Every picture stays out; everything else in the listing below is to be returned exactly.
*****
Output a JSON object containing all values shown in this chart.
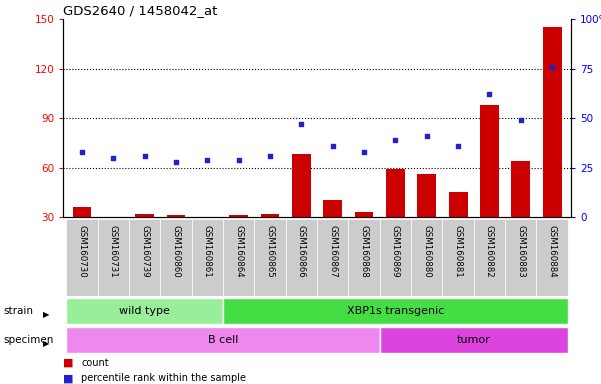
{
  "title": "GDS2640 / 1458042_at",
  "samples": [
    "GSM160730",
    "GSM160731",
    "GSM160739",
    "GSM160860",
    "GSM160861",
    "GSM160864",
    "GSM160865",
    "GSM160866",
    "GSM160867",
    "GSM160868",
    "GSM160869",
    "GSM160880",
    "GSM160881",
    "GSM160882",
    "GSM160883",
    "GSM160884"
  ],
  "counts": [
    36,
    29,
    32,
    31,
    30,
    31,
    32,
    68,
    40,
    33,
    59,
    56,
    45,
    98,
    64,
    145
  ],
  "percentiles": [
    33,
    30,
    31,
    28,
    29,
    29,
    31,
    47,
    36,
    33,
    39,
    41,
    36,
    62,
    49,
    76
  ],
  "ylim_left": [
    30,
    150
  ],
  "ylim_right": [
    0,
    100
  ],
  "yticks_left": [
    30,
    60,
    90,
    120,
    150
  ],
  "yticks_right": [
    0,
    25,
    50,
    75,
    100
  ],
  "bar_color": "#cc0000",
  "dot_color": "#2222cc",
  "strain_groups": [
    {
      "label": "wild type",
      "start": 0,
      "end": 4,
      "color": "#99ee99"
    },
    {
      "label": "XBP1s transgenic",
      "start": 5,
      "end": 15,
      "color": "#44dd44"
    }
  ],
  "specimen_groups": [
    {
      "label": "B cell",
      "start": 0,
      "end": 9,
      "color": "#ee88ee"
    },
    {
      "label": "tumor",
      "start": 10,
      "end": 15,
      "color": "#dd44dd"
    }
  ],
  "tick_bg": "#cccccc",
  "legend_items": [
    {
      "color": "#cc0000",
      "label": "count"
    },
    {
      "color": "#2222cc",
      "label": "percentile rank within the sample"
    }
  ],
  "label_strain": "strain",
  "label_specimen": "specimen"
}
*****
## Task output
Output a JSON object containing all values shown in this chart.
{
  "title": "GDS2640 / 1458042_at",
  "samples": [
    "GSM160730",
    "GSM160731",
    "GSM160739",
    "GSM160860",
    "GSM160861",
    "GSM160864",
    "GSM160865",
    "GSM160866",
    "GSM160867",
    "GSM160868",
    "GSM160869",
    "GSM160880",
    "GSM160881",
    "GSM160882",
    "GSM160883",
    "GSM160884"
  ],
  "counts": [
    36,
    29,
    32,
    31,
    30,
    31,
    32,
    68,
    40,
    33,
    59,
    56,
    45,
    98,
    64,
    145
  ],
  "percentiles": [
    33,
    30,
    31,
    28,
    29,
    29,
    31,
    47,
    36,
    33,
    39,
    41,
    36,
    62,
    49,
    76
  ],
  "ylim_left": [
    30,
    150
  ],
  "ylim_right": [
    0,
    100
  ],
  "yticks_left": [
    30,
    60,
    90,
    120,
    150
  ],
  "yticks_right": [
    0,
    25,
    50,
    75,
    100
  ],
  "bar_color": "#cc0000",
  "dot_color": "#2222cc",
  "strain_groups": [
    {
      "label": "wild type",
      "start": 0,
      "end": 4,
      "color": "#99ee99"
    },
    {
      "label": "XBP1s transgenic",
      "start": 5,
      "end": 15,
      "color": "#44dd44"
    }
  ],
  "specimen_groups": [
    {
      "label": "B cell",
      "start": 0,
      "end": 9,
      "color": "#ee88ee"
    },
    {
      "label": "tumor",
      "start": 10,
      "end": 15,
      "color": "#dd44dd"
    }
  ],
  "tick_bg": "#cccccc",
  "legend_items": [
    {
      "color": "#cc0000",
      "label": "count"
    },
    {
      "color": "#2222cc",
      "label": "percentile rank within the sample"
    }
  ],
  "label_strain": "strain",
  "label_specimen": "specimen"
}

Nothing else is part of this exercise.